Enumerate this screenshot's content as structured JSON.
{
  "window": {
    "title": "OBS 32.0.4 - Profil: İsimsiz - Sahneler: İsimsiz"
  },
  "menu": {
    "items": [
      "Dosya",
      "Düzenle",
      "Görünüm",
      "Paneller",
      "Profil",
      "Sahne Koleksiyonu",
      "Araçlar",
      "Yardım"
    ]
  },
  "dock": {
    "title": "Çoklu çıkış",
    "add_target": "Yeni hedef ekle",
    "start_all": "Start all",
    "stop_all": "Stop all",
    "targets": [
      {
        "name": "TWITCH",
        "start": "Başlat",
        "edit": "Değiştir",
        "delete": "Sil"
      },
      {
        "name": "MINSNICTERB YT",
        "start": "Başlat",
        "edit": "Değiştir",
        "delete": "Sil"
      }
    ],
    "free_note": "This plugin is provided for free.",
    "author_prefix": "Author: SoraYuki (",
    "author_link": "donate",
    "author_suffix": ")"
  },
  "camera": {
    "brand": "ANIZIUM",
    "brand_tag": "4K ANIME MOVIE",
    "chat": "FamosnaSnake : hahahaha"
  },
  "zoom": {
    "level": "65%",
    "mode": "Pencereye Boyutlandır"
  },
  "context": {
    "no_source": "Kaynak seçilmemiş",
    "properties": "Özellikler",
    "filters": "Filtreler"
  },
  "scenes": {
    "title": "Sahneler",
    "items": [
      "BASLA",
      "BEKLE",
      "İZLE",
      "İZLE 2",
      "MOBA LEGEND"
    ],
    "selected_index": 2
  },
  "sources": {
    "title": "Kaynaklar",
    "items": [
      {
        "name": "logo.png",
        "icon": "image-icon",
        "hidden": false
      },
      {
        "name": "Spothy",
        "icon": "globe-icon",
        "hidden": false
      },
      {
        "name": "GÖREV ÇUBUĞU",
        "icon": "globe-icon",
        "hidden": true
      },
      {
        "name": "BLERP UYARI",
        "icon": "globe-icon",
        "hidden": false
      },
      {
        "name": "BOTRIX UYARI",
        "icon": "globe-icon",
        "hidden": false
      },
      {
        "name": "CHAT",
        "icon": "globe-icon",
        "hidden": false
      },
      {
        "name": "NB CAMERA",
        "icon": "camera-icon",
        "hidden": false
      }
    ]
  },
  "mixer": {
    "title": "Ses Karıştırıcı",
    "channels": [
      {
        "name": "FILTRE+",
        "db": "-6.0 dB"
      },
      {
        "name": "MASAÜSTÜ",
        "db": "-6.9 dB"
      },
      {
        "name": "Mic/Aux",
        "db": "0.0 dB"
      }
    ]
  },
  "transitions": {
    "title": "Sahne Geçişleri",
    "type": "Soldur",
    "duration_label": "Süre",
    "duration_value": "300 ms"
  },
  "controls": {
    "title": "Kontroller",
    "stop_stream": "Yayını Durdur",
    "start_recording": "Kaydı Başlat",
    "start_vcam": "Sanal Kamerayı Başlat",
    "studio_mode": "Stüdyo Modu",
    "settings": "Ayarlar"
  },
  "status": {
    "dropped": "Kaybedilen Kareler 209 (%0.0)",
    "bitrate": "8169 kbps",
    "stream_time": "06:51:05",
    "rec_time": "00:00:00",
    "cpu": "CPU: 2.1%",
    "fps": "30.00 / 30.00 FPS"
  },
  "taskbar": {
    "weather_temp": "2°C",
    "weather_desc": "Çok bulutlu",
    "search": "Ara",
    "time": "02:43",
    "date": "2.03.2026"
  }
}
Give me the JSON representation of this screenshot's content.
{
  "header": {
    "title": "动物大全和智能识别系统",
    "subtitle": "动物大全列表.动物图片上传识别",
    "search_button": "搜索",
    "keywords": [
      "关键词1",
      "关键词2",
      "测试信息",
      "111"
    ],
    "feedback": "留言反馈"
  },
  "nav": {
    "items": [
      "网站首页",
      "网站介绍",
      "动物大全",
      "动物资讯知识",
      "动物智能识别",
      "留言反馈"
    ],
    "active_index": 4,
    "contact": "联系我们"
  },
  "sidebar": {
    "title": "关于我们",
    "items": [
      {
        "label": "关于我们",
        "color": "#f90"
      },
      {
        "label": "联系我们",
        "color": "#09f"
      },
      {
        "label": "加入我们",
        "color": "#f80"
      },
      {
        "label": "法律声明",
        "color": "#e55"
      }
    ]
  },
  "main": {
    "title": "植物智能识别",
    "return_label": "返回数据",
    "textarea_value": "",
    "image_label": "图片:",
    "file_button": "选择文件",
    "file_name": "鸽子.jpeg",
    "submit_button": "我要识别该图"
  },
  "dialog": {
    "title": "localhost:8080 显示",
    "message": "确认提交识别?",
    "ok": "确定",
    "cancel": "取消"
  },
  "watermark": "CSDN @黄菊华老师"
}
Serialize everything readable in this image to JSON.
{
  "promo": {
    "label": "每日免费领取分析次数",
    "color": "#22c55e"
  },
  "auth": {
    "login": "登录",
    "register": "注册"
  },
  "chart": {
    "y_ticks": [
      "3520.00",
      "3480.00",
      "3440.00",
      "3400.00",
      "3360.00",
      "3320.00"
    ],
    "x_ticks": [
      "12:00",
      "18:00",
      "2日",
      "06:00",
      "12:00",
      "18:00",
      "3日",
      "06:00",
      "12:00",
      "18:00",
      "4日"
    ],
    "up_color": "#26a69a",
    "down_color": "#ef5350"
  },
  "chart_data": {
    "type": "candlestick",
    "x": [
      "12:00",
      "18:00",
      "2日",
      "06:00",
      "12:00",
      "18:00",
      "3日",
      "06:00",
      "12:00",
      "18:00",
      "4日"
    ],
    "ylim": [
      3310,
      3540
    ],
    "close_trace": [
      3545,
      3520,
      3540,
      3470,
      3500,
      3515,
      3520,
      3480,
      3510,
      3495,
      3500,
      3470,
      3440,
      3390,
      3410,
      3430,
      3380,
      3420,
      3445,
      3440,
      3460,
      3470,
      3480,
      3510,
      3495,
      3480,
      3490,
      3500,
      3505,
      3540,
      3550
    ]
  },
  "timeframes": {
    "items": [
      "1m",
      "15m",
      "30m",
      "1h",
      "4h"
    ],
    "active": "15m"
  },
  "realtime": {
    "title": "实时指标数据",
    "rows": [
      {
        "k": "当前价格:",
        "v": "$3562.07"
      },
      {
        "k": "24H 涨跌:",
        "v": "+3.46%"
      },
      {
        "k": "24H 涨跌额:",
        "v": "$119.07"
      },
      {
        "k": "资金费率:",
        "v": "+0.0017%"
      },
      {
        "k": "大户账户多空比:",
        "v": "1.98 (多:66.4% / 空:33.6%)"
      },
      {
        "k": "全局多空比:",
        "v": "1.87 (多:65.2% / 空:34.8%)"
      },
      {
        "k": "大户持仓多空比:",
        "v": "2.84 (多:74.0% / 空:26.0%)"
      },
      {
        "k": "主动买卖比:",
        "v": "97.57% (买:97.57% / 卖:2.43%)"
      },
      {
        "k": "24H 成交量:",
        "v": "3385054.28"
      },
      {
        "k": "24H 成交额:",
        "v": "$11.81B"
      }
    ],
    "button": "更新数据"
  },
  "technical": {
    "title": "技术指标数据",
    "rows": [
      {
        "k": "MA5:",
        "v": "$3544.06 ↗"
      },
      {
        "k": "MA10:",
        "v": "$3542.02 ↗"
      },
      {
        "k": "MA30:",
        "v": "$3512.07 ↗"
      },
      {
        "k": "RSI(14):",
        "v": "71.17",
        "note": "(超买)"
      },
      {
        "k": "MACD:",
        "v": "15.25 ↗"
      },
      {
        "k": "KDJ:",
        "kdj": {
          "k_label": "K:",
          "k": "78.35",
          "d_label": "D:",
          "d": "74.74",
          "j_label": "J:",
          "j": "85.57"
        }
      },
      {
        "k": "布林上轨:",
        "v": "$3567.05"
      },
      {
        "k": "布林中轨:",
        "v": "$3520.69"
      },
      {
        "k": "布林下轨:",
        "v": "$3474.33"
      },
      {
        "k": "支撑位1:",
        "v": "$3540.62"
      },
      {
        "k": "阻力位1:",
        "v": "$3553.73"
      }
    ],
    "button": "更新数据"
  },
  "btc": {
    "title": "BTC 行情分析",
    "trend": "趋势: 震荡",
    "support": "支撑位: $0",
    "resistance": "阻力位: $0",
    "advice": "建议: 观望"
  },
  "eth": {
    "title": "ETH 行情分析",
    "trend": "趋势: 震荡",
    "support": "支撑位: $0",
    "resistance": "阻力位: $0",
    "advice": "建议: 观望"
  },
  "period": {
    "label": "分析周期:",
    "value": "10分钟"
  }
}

———

Each line above that includes "JSON" should be shown.

Enumerate this screenshot's content as structured JSON.
Give me the JSON representation of this screenshot's content.
Serialize everything readable in this image to JSON.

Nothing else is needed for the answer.